[WRITTEN INSTRUCTION]: Print the entries below in their entirety, exactly as they are written.

┌────────

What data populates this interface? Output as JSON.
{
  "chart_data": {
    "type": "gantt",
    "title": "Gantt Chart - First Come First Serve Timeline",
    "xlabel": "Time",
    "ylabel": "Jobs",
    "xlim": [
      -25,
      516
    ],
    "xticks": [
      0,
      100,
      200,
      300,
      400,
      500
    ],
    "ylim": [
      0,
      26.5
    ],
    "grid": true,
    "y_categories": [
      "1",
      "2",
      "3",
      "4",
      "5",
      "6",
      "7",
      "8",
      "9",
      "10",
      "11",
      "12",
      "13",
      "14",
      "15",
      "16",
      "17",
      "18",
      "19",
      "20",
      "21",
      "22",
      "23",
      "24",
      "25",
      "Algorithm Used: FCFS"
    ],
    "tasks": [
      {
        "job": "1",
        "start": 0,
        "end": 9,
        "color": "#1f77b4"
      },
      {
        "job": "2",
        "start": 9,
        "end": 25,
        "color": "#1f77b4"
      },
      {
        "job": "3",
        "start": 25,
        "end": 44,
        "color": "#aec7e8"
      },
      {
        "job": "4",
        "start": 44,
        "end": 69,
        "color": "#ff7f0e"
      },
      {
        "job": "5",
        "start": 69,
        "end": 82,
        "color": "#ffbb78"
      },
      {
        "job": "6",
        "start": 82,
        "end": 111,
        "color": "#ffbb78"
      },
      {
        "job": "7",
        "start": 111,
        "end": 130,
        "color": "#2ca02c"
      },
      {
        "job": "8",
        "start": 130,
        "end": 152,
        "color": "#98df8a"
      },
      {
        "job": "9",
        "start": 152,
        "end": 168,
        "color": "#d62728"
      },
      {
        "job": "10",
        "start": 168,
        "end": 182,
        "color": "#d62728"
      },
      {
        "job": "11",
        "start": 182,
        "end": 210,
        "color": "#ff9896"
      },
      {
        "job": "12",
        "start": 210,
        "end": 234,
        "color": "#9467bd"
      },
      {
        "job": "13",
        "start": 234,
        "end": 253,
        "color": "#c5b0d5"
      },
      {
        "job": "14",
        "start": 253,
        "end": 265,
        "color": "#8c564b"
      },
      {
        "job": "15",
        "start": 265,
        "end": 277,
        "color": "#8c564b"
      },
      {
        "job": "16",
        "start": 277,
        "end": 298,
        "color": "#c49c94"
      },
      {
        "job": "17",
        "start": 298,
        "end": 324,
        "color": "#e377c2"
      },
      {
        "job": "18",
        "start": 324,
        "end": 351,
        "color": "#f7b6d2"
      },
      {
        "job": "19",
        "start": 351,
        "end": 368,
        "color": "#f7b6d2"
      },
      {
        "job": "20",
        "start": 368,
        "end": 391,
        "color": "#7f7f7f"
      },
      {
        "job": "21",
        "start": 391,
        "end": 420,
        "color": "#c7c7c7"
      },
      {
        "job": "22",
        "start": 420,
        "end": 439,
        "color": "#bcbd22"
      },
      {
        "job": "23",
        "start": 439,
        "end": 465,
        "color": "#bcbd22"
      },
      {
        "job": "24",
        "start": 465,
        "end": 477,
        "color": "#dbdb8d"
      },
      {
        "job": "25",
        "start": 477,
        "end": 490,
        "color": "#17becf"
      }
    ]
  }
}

└────────

[EXPECTED OUTPUT]:
What data populates this interface? Output as JSON.
{
  "chart_data": {
    "type": "gantt",
    "title": "Gantt Chart - First Come First Serve Timeline",
    "xlabel": "Time",
    "ylabel": "Jobs",
    "xlim": [
      -25,
      516
    ],
    "xticks": [
      0,
      100,
      200,
      300,
      400,
      500
    ],
    "ylim": [
      0,
      26.5
    ],
    "grid": true,
    "y_categories": [
      "1",
      "2",
      "3",
      "4",
      "5",
      "6",
      "7",
      "8",
      "9",
      "10",
      "11",
      "12",
      "13",
      "14",
      "15",
      "16",
      "17",
      "18",
      "19",
      "20",
      "21",
      "22",
      "23",
      "24",
      "25",
      "Algorithm Used: FCFS"
    ],
    "tasks": [
      {
        "job": "1",
        "start": 0,
        "end": 9,
        "color": "#1f77b4"
      },
      {
        "job": "2",
        "start": 9,
        "end": 25,
        "color": "#1f77b4"
      },
      {
        "job": "3",
        "start": 25,
        "end": 44,
        "color": "#aec7e8"
      },
      {
        "job": "4",
        "start": 44,
        "end": 69,
        "color": "#ff7f0e"
      },
      {
        "job": "5",
        "start": 69,
        "end": 82,
        "color": "#ffbb78"
      },
      {
        "job": "6",
        "start": 82,
        "end": 111,
        "color": "#ffbb78"
      },
      {
        "job": "7",
        "start": 111,
        "end": 130,
        "color": "#2ca02c"
      },
      {
        "job": "8",
        "start": 130,
        "end": 152,
        "color": "#98df8a"
      },
      {
        "job": "9",
        "start": 152,
        "end": 168,
        "color": "#d62728"
      },
      {
        "job": "10",
        "start": 168,
        "end": 182,
        "color": "#d62728"
      },
      {
        "job": "11",
        "start": 182,
        "end": 210,
        "color": "#ff9896"
      },
      {
        "job": "12",
        "start": 210,
        "end": 234,
        "color": "#9467bd"
      },
      {
        "job": "13",
        "start": 234,
        "end": 253,
        "color": "#c5b0d5"
      },
      {
        "job": "14",
        "start": 253,
        "end": 265,
        "color": "#8c564b"
      },
      {
        "job": "15",
        "start": 265,
        "end": 277,
        "color": "#8c564b"
      },
      {
        "job": "16",
        "start": 277,
        "end": 298,
        "color": "#c49c94"
      },
      {
        "job": "17",
        "start": 298,
        "end": 324,
        "color": "#e377c2"
      },
      {
        "job": "18",
        "start": 324,
        "end": 351,
        "color": "#f7b6d2"
      },
      {
        "job": "19",
        "start": 351,
        "end": 368,
        "color": "#f7b6d2"
      },
      {
        "job": "20",
        "start": 368,
        "end": 391,
        "color": "#7f7f7f"
      },
      {
        "job": "21",
        "start": 391,
        "end": 420,
        "color": "#c7c7c7"
      },
      {
        "job": "22",
        "start": 420,
        "end": 439,
        "color": "#bcbd22"
      },
      {
        "job": "23",
        "start": 439,
        "end": 465,
        "color": "#bcbd22"
      },
      {
        "job": "24",
        "start": 465,
        "end": 477,
        "color": "#dbdb8d"
      },
      {
        "job": "25",
        "start": 477,
        "end": 490,
        "color": "#17becf"
      }
    ]
  }
}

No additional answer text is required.